━━━ RECORDS FOR PROCESSING ━━━
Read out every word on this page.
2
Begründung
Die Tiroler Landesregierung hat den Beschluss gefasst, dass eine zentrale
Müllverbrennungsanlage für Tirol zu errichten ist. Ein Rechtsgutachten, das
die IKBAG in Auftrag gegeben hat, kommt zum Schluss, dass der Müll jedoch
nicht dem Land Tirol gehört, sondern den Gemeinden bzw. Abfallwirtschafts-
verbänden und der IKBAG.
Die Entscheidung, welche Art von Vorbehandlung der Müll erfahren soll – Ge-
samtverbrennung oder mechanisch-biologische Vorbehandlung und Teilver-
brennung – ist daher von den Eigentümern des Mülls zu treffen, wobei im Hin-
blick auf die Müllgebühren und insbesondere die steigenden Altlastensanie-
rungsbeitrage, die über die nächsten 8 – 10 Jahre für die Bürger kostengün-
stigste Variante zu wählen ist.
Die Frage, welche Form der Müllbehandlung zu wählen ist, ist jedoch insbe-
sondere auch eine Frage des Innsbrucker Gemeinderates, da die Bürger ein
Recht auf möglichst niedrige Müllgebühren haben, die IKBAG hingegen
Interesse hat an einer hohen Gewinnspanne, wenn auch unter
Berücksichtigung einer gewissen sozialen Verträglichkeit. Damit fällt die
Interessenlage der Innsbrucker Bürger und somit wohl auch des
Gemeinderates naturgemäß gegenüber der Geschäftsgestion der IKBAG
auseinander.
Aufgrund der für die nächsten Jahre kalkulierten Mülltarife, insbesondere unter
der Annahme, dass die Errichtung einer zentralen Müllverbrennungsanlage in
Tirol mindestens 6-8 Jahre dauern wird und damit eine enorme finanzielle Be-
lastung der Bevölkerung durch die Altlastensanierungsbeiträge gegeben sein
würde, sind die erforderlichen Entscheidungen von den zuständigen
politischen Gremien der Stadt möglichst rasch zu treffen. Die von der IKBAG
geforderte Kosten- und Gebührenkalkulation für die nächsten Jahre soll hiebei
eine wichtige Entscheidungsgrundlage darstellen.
━━━
◆ **DO THIS**: Print every record exactly as it was given.

◆ **SOLUTION FOR THIS EXERCISE**:
Read out every word on this page.
2
Begründung
Die Tiroler Landesregierung hat den Beschluss gefasst, dass eine zentrale
Müllverbrennungsanlage für Tirol zu errichten ist. Ein Rechtsgutachten, das
die IKBAG in Auftrag gegeben hat, kommt zum Schluss, dass der Müll jedoch
nicht dem Land Tirol gehört, sondern den Gemeinden bzw. Abfallwirtschafts-
verbänden und der IKBAG.
Die Entscheidung, welche Art von Vorbehandlung der Müll erfahren soll – Ge-
samtverbrennung oder mechanisch-biologische Vorbehandlung und Teilver-
brennung – ist daher von den Eigentümern des Mülls zu treffen, wobei im Hin-
blick auf die Müllgebühren und insbesondere die steigenden Altlastensanie-
rungsbeitrage, die über die nächsten 8 – 10 Jahre für die Bürger kostengün-
stigste Variante zu wählen ist.
Die Frage, welche Form der Müllbehandlung zu wählen ist, ist jedoch insbe-
sondere auch eine Frage des Innsbrucker Gemeinderates, da die Bürger ein
Recht auf möglichst niedrige Müllgebühren haben, die IKBAG hingegen
Interesse hat an einer hohen Gewinnspanne, wenn auch unter
Berücksichtigung einer gewissen sozialen Verträglichkeit. Damit fällt die
Interessenlage der Innsbrucker Bürger und somit wohl auch des
Gemeinderates naturgemäß gegenüber der Geschäftsgestion der IKBAG
auseinander.
Aufgrund der für die nächsten Jahre kalkulierten Mülltarife, insbesondere unter
der Annahme, dass die Errichtung einer zentralen Müllverbrennungsanlage in
Tirol mindestens 6-8 Jahre dauern wird und damit eine enorme finanzielle Be-
lastung der Bevölkerung durch die Altlastensanierungsbeiträge gegeben sein
würde, sind die erforderlichen Entscheidungen von den zuständigen
politischen Gremien der Stadt möglichst rasch zu treffen. Die von der IKBAG
geforderte Kosten- und Gebührenkalkulation für die nächsten Jahre soll hiebei
eine wichtige Entscheidungsgrundlage darstellen.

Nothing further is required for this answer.